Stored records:
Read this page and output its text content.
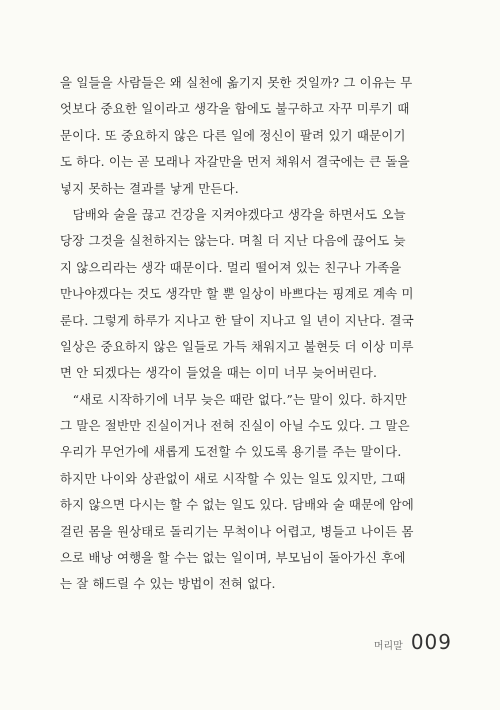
을 일들을 사람들은 왜 실천에 옮기지 못한 것일까? 그 이유는 무
엇보다 중요한 일이라고 생각을 함에도 불구하고 자꾸 미루기 때
문이다. 또 중요하지 않은 다른 일에 정신이 팔려 있기 때문이기
도 하다. 이는 곧 모래나 자갈만을 먼저 채워서 결국에는 큰 돌을
넣지 못하는 결과를 낳게 만든다.
　담배와 술을 끊고 건강을 지켜야겠다고 생각을 하면서도 오늘
당장 그것을 실천하지는 않는다. 며칠 더 지난 다음에 끊어도 늦
지 않으리라는 생각 때문이다. 멀리 떨어져 있는 친구나 가족을
만나야겠다는 것도 생각만 할 뿐 일상이 바쁘다는 핑계로 계속 미
룬다. 그렇게 하루가 지나고 한 달이 지나고 일 년이 지난다. 결국
일상은 중요하지 않은 일들로 가득 채워지고 불현듯 더 이상 미루
면 안 되겠다는 생각이 들었을 때는 이미 너무 늦어버린다.
　“새로 시작하기에 너무 늦은 때란 없다.”는 말이 있다. 하지만
그 말은 절반만 진실이거나 전혀 진실이 아닐 수도 있다. 그 말은
우리가 무언가에 새롭게 도전할 수 있도록 용기를 주는 말이다.
하지만 나이와 상관없이 새로 시작할 수 있는 일도 있지만, 그때
하지 않으면 다시는 할 수 없는 일도 있다. 담배와 술 때문에 암에
걸린 몸을 원상태로 돌리기는 무척이나 어렵고, 병들고 나이든 몸
으로 배낭 여행을 할 수는 없는 일이며, 부모님이 돌아가신 후에
는 잘 해드릴 수 있는 방법이 전혀 없다.
머리말 009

=== Required task ===
Which lines contain the word "중요하지"? Copy each of them.

=== Response ===
문이다. 또 중요하지 않은 다른 일에 정신이 팔려 있기 때문이기
일상은 중요하지 않은 일들로 가득 채워지고 불현듯 더 이상 미루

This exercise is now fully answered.